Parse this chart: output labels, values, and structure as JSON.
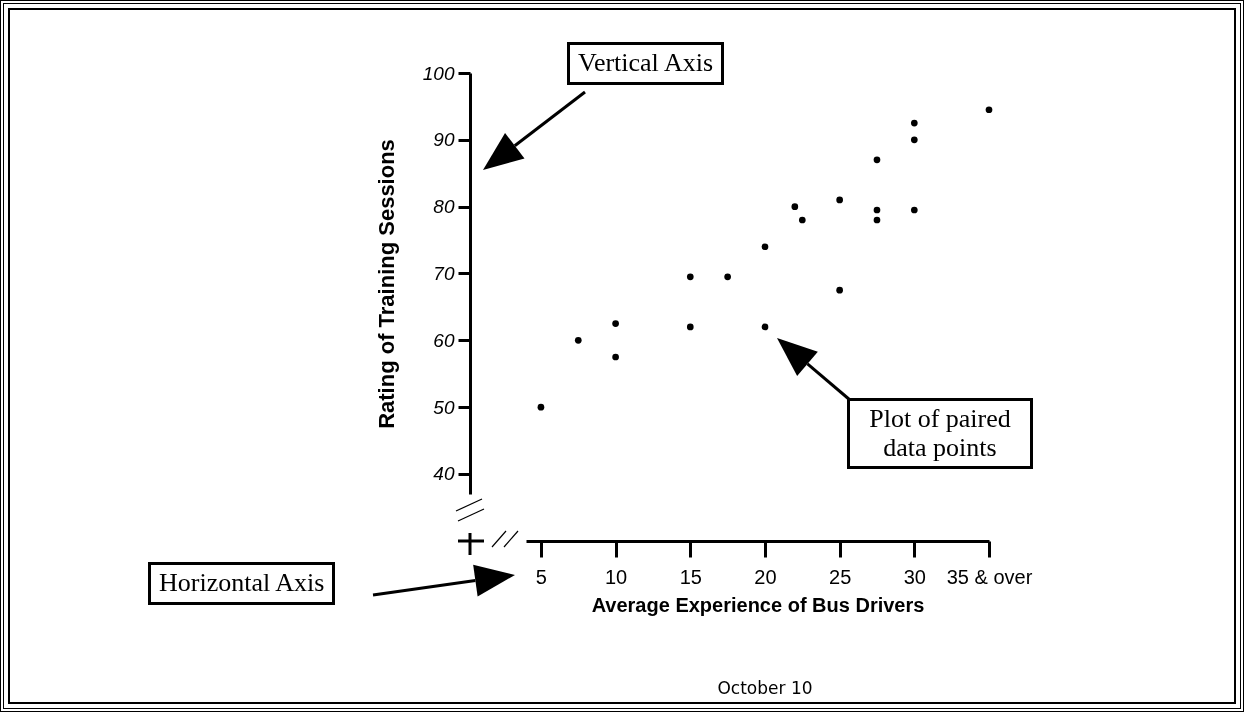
{
  "chart_data": {
    "type": "scatter",
    "xlabel": "Average Experience of Bus Drivers",
    "ylabel": "Rating of Training Sessions",
    "x": [
      5,
      7.5,
      10,
      10,
      15,
      15,
      17.5,
      20,
      20,
      22,
      22.5,
      25,
      25,
      27.5,
      27.5,
      27.5,
      30,
      30,
      30,
      35
    ],
    "values": [
      50,
      60,
      57.5,
      62.5,
      62,
      69.5,
      69.5,
      62,
      74,
      80,
      78,
      67.5,
      81,
      78,
      79.5,
      87,
      79.5,
      90,
      92.5,
      94.5
    ],
    "color": "#000000",
    "marker": "circle",
    "grid": false,
    "xlim": [
      4,
      35
    ],
    "ylim": [
      37,
      100
    ],
    "xticks": [
      5,
      10,
      15,
      20,
      25,
      30,
      {
        "value": 35,
        "label": "35 & over"
      }
    ],
    "yticks": [
      40,
      50,
      60,
      70,
      80,
      90,
      100
    ],
    "annotations": [
      "Vertical Axis",
      "Plot of paired data points",
      "Horizontal Axis",
      "October 10"
    ]
  }
}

____

● **Goal**: Give all the entries again exactly, dropping each picture.

● **Answer to this problem**:
Parse this chart: output labels, values, and structure as JSON.
{
  "chart_data": {
    "type": "scatter",
    "xlabel": "Average Experience of Bus Drivers",
    "ylabel": "Rating of Training Sessions",
    "x": [
      5,
      7.5,
      10,
      10,
      15,
      15,
      17.5,
      20,
      20,
      22,
      22.5,
      25,
      25,
      27.5,
      27.5,
      27.5,
      30,
      30,
      30,
      35
    ],
    "values": [
      50,
      60,
      57.5,
      62.5,
      62,
      69.5,
      69.5,
      62,
      74,
      80,
      78,
      67.5,
      81,
      78,
      79.5,
      87,
      79.5,
      90,
      92.5,
      94.5
    ],
    "color": "#000000",
    "marker": "circle",
    "grid": false,
    "xlim": [
      4,
      35
    ],
    "ylim": [
      37,
      100
    ],
    "xticks": [
      5,
      10,
      15,
      20,
      25,
      30,
      {
        "value": 35,
        "label": "35 & over"
      }
    ],
    "yticks": [
      40,
      50,
      60,
      70,
      80,
      90,
      100
    ],
    "annotations": [
      "Vertical Axis",
      "Plot of paired data points",
      "Horizontal Axis",
      "October 10"
    ]
  }
}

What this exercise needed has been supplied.